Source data
-- Begin --

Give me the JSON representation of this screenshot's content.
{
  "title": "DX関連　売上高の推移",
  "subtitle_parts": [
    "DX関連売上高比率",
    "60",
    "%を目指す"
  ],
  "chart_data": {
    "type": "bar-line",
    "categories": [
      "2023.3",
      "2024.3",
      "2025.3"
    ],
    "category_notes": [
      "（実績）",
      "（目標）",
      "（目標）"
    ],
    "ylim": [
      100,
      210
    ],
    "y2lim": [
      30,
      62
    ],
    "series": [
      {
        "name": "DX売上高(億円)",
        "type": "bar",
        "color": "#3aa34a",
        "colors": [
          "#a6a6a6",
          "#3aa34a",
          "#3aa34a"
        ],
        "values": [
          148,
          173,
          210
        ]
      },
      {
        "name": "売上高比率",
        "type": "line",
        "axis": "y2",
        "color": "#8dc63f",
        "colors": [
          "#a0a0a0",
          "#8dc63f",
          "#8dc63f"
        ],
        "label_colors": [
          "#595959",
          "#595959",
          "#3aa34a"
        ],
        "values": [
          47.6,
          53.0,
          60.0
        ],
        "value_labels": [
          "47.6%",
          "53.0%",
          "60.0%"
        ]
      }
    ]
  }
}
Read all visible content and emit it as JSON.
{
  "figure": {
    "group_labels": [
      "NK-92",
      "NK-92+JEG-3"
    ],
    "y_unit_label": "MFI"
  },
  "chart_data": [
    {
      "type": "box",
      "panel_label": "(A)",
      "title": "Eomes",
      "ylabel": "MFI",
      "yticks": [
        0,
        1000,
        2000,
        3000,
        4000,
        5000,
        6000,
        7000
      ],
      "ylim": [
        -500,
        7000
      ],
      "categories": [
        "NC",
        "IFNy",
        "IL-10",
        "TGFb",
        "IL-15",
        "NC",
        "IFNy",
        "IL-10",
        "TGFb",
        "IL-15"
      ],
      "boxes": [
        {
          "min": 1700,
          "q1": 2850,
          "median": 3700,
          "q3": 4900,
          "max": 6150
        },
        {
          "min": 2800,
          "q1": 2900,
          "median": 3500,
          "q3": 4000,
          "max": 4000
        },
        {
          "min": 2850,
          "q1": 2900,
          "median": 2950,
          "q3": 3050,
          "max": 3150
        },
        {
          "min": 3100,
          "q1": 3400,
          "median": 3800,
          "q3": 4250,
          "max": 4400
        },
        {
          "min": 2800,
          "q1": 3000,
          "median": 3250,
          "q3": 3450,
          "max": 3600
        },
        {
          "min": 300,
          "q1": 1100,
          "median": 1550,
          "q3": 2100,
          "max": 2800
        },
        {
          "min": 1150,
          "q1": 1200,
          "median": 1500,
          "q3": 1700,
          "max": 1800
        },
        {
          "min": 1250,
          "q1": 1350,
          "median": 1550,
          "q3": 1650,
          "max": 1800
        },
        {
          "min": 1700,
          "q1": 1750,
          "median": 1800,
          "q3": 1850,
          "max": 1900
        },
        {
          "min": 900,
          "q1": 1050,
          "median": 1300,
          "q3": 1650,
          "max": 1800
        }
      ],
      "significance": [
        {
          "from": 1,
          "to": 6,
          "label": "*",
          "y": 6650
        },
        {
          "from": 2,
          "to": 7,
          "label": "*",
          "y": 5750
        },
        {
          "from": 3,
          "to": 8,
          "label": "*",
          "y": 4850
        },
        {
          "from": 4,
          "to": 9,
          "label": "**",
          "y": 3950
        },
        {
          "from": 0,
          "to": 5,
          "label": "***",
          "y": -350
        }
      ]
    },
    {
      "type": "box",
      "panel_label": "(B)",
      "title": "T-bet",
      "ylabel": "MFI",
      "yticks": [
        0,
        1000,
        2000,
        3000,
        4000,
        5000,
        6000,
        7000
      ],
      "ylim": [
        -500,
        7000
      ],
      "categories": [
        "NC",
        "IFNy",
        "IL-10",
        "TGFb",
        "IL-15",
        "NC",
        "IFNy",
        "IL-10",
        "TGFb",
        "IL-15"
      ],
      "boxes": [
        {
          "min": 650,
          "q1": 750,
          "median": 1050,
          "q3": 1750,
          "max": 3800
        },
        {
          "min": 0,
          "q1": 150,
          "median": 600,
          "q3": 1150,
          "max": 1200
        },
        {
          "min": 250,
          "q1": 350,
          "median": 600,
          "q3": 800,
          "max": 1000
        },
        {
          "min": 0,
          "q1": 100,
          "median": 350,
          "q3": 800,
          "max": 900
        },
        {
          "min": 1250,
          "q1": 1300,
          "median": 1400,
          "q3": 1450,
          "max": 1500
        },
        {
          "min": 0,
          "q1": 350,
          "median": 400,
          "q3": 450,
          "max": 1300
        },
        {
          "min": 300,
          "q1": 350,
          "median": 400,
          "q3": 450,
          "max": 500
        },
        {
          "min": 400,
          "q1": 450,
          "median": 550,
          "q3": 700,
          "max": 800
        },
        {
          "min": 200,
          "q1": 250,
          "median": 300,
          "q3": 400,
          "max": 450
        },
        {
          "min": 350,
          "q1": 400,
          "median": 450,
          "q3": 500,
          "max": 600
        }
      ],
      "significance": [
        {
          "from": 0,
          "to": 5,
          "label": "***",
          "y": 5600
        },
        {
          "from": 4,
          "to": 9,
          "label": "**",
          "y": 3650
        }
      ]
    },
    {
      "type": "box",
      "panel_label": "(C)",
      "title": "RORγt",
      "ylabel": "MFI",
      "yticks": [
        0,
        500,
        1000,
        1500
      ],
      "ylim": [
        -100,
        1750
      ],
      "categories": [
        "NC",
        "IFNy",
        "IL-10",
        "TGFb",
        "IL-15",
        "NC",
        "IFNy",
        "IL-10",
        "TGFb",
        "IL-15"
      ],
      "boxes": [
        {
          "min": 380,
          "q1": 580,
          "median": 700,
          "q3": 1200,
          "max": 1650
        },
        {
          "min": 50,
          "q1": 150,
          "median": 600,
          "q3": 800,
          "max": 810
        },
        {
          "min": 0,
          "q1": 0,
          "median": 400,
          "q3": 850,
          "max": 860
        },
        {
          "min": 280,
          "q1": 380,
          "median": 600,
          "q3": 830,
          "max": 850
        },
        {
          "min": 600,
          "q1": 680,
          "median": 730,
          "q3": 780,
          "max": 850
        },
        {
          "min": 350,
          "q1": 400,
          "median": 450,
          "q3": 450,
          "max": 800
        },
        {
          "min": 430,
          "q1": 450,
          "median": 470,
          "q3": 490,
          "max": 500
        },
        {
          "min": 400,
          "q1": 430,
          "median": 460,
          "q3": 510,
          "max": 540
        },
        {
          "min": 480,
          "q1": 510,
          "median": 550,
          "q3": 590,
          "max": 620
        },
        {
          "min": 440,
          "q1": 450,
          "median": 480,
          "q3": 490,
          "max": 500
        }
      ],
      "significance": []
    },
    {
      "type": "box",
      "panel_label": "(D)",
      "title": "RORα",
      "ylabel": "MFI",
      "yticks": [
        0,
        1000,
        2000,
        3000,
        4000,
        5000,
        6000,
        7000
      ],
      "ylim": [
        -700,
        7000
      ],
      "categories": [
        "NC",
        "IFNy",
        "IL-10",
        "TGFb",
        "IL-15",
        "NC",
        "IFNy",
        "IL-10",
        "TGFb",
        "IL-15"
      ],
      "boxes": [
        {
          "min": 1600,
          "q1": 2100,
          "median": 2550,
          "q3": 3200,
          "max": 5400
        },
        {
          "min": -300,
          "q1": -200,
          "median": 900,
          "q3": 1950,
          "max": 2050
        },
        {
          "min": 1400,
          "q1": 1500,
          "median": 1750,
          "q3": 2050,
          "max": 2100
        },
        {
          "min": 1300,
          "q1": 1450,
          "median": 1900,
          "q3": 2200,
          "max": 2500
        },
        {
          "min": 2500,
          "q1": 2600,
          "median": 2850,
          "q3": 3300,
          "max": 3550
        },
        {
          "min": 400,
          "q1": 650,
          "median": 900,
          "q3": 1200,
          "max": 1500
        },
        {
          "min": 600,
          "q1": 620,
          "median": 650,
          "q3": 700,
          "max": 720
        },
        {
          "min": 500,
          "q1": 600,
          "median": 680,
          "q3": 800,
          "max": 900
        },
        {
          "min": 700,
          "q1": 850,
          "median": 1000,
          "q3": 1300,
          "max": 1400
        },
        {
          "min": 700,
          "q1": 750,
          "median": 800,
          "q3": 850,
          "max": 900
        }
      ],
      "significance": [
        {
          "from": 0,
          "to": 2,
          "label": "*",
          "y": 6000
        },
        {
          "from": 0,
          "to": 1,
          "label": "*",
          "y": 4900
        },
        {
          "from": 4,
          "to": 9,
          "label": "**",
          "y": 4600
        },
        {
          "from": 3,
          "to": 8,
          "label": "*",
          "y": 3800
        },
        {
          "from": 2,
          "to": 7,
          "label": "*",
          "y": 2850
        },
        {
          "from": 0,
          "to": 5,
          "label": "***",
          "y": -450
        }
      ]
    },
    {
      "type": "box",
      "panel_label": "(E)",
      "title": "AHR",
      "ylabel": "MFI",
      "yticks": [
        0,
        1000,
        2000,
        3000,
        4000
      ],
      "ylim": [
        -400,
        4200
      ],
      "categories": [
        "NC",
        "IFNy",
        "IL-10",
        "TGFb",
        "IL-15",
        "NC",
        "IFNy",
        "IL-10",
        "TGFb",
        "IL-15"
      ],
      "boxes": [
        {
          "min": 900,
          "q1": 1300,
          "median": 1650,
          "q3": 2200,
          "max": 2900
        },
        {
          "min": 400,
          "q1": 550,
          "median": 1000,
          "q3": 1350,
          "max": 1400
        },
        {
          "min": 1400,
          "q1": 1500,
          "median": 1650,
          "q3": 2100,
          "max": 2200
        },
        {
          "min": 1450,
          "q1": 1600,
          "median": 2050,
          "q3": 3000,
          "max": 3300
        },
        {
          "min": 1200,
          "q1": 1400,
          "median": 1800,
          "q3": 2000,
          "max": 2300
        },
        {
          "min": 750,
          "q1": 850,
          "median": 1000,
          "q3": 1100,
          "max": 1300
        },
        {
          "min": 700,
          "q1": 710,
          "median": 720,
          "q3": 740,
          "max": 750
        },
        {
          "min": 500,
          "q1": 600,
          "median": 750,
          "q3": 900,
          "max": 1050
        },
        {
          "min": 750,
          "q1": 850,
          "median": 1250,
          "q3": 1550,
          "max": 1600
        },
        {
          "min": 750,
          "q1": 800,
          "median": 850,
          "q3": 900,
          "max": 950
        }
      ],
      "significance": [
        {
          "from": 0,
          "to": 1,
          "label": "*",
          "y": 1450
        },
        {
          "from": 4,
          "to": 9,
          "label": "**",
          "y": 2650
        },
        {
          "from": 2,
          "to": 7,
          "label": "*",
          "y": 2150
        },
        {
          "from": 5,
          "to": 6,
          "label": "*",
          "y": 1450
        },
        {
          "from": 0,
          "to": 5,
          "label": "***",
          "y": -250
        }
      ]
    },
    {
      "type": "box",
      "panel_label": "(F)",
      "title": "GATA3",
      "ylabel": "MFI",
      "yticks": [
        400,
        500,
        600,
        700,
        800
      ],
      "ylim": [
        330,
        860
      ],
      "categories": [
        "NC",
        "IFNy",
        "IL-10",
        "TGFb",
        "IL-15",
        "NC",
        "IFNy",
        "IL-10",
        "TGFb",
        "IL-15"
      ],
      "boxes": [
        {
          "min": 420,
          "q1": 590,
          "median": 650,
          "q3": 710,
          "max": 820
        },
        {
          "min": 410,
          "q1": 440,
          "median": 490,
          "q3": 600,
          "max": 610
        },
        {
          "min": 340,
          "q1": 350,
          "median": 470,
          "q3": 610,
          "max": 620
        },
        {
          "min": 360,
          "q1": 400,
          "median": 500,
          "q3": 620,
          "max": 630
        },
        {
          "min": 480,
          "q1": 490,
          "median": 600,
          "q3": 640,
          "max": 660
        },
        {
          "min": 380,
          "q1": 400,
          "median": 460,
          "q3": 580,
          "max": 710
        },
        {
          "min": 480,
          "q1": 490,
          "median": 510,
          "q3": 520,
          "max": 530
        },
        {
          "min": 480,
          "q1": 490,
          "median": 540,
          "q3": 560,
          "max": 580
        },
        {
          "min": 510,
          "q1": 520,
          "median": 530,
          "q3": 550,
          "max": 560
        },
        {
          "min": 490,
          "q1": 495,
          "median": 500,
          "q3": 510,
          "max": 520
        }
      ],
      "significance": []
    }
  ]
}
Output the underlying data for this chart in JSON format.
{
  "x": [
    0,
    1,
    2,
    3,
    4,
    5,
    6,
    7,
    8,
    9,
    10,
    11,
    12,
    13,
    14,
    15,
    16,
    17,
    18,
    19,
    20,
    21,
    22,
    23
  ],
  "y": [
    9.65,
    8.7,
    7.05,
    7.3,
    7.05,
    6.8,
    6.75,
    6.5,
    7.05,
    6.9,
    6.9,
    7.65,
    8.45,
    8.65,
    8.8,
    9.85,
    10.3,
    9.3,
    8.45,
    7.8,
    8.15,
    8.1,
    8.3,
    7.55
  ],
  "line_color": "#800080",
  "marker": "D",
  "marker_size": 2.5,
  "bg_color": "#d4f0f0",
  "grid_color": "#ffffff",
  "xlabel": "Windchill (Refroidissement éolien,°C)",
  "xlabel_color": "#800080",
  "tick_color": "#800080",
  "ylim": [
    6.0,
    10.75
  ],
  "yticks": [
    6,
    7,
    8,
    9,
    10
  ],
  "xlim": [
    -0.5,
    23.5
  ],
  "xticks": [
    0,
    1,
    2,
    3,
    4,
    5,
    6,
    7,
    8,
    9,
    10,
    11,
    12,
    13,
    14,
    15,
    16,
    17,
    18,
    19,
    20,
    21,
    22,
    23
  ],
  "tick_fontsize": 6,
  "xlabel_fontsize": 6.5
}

-- End --

* Objective
Using the data above, copy each line that contains "content".

* Solution to the exercise
Give me the JSON representation of this screenshot's content.
Read all visible content and emit it as JSON.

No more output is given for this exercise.